• Verilen metin:
#####

1 - Lütfen kendinizi tanıtabilir misiniz? Ebru sanatı ile nasıl tanıştınız?

İsmim Alparslan Babaoğlu. 1957 senesinde Ankara'da doğdum. Üniversite eğitimimi İngiltere'de Manchester Üniversitesi'nde 1979 senesinde tamamladım ve Elektronik mühendisi oldum. 1980 senesinde de aynı üniversiteden yüksek lisans derecemi alarak Türkiye'ye döndüm. 2011 senesine kadar çeşitli kamu kurumlarında ve özel sektörde araştırma mühendisliği ve yöneticilik yaptım ve kendi isteğimle emekliliğimi isteyerek ebru ile ilgilenmeye başladım.

Ebru ile 1984 senesinde bir arkadaşımın evinde tanıştım. Bu sanatın Üsküdar'da yaşayan yaşlı bir beyefendi olan Mustafa Düzgünman tarafından icra edildiğini, o vefat ederse bu sanatın kaybolacağını öğrenince kaybolmasın diye ebruya başlamaya karar verdim. 1985 senesinde Mustafa Düzgünman ile tanıştım. Beni talebeliğe kabul etti ve 1979 senesinde de ebru sanatının öğretilmesi ve icrası konusunda icaze verdi. 1980 senesinde de kendisini kaybettik. O tarijhten bu yanan. hocamın çizgisinde ebru yapmaya ve osndan öğrendiklerimi gençlere aktarmaya devam ediyorum.

2000 senesinde ebru tarihi ile ilgili araştırmalar yapmak amacıyla İstanbul Üniversitesi Edebiyat Fakültesi Tarih Bölümü'nde doktoraya başladım. Derslerimi bitirdim, yeterlilik sınavının da geçtim şimdi tez yazma aşamasındayım.

#####

(Kutulu öğe kayıtları)
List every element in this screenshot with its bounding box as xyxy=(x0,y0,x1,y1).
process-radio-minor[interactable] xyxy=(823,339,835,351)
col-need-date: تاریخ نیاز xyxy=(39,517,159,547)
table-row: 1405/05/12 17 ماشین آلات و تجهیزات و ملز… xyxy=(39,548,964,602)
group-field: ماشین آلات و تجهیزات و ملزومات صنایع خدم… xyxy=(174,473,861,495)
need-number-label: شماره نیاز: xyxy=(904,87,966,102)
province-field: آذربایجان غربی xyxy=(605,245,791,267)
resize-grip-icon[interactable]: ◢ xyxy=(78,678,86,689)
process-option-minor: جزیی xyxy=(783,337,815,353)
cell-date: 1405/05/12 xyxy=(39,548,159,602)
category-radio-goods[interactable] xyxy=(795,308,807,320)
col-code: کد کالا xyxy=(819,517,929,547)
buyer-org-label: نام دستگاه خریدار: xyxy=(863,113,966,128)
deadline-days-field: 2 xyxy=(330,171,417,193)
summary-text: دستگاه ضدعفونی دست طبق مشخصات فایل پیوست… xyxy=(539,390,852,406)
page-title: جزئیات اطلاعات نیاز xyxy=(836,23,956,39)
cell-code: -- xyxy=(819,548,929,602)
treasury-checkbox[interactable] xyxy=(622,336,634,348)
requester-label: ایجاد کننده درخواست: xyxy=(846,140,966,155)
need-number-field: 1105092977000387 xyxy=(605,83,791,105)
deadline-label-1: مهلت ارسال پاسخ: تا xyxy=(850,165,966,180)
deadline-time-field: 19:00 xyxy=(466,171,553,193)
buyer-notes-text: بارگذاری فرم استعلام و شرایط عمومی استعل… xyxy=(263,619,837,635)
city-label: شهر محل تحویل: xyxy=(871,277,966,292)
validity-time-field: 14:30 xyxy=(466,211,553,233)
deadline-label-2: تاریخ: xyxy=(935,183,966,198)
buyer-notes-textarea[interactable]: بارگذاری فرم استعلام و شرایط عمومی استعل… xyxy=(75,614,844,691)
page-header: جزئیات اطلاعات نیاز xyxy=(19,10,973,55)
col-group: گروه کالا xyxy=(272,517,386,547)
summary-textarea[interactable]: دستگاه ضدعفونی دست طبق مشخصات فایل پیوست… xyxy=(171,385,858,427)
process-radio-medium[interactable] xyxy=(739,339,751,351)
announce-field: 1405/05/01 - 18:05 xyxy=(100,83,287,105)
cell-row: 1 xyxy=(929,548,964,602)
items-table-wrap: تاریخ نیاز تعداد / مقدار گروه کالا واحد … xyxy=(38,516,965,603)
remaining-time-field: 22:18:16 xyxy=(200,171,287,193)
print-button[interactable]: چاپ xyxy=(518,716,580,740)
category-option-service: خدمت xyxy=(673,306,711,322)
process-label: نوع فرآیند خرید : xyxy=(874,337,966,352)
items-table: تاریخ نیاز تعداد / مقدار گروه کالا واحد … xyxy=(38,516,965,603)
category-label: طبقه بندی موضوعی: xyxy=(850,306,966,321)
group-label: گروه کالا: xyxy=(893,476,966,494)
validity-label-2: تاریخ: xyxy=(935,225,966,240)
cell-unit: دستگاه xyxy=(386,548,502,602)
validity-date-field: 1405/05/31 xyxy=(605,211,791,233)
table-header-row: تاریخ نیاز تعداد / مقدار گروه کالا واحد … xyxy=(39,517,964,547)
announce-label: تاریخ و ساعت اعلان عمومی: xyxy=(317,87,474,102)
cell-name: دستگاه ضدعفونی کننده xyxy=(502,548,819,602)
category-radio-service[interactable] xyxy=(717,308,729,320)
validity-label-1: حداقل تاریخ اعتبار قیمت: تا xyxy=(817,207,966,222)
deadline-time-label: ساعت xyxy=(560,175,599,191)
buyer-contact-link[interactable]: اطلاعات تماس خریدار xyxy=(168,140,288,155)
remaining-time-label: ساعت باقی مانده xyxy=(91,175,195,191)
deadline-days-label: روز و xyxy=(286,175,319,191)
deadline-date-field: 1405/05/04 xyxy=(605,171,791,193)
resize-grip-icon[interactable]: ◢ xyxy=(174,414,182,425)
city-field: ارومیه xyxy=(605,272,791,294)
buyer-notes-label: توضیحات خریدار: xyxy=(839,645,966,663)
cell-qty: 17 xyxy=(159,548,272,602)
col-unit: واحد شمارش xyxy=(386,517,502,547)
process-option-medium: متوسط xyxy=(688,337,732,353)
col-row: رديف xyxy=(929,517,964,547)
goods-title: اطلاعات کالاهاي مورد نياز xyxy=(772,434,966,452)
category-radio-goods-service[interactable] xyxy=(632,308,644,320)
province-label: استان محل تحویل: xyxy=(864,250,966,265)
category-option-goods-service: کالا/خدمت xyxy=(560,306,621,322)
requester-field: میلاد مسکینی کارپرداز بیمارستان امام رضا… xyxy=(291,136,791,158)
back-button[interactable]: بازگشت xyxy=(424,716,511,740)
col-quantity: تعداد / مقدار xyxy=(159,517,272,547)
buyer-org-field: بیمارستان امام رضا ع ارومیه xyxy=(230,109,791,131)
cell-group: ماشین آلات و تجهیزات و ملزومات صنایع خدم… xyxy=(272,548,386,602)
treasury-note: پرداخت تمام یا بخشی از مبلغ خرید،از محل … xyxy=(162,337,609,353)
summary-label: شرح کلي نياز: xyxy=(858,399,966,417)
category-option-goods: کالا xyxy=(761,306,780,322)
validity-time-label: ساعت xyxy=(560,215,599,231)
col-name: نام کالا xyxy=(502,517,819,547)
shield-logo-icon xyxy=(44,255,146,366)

#####

• Soru A:
Ebru söyleşisine göre aşağıdaki soruları yanıtlayın.
(i) Alparslan Babaoğlu hangi yıl ve hangi şehirde doğmuş?
(ii) Ebruyla hangi yıl ve nerede tanışmış?
(iii) Doktoraya hangi yıl ve hangi üniversitenin hangi bölümünde başlamış?
• Soru B:
Ebru söyleşisinde "Ebru ile 1984" sözlerinden başlayıp "tez yazma aşamasındayım." sözlerine kadar uzanan bölümün tamamını olduğu gibi yazın.

• Tam yanıt A:
(i) 1957'de Ankara'da.
(ii) 1984'te bir arkadaşının evinde.
(iii) 2000'de İstanbul Üniversitesi Edebiyat Fakültesi Tarih Bölümü'nde.

• Tam yanıt B:
Ebru ile 1984 senesinde bir arkadaşımın evinde tanıştım. Bu sanatın Üsküdar'da yaşayan yaşlı bir beyefendi olan Mustafa Düzgünman tarafından icra edildiğini, o vefat ederse bu sanatın kaybolacağını öğrenince kaybolmasın diye ebruya başlamaya karar verdim. 1985 senesinde Mustafa Düzgünman ile tanıştım. Beni talebeliğe kabul etti ve 1979 senesinde de ebru sanatının öğretilmesi ve icrası konusunda icaze verdi. 1980 senesinde de kendisini kaybettik. O tarijhten bu yanan. hocamın çizgisinde ebru yapmaya ve osndan öğrendiklerimi gençlere aktarmaya devam ediyorum.

2000 senesinde ebru tarihi ile ilgili araştırmalar yapmak amacıyla İstanbul Üniversitesi Edebiyat Fakültesi Tarih Bölümü'nde doktoraya başladım. Derslerimi bitirdim, yeterlilik sınavının da geçtim şimdi tez yazma aşamasındayım.